→ EXERCISE GOAL:
Write out the data below exactly as given, without any of its pictures.

→ Some records:
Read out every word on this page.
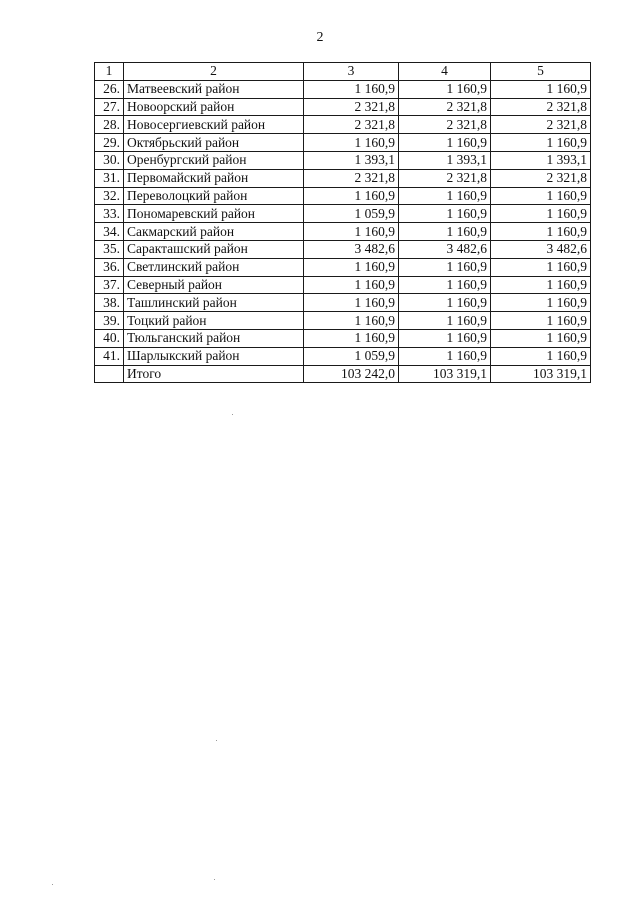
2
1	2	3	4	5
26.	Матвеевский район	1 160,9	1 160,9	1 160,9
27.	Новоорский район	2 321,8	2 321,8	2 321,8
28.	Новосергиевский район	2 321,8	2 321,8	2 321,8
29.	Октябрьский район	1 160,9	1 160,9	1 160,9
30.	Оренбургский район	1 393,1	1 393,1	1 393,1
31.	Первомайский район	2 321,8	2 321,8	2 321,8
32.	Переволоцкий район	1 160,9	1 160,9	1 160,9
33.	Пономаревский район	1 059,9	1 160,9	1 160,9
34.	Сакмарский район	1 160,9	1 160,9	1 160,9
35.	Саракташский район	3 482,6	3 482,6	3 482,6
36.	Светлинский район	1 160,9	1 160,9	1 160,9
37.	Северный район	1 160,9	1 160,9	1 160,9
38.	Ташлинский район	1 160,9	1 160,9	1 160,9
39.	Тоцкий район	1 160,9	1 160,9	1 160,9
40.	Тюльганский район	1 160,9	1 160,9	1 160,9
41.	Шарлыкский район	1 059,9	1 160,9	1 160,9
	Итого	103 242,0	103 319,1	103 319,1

→ SOLUTION TO THE PROBLEM:
Read out every word on this page.
2
1	2	3	4	5
26.	Матвеевский район	1 160,9	1 160,9	1 160,9
27.	Новоорский район	2 321,8	2 321,8	2 321,8
28.	Новосергиевский район	2 321,8	2 321,8	2 321,8
29.	Октябрьский район	1 160,9	1 160,9	1 160,9
30.	Оренбургский район	1 393,1	1 393,1	1 393,1
31.	Первомайский район	2 321,8	2 321,8	2 321,8
32.	Переволоцкий район	1 160,9	1 160,9	1 160,9
33.	Пономаревский район	1 059,9	1 160,9	1 160,9
34.	Сакмарский район	1 160,9	1 160,9	1 160,9
35.	Саракташский район	3 482,6	3 482,6	3 482,6
36.	Светлинский район	1 160,9	1 160,9	1 160,9
37.	Северный район	1 160,9	1 160,9	1 160,9
38.	Ташлинский район	1 160,9	1 160,9	1 160,9
39.	Тоцкий район	1 160,9	1 160,9	1 160,9
40.	Тюльганский район	1 160,9	1 160,9	1 160,9
41.	Шарлыкский район	1 059,9	1 160,9	1 160,9
	Итого	103 242,0	103 319,1	103 319,1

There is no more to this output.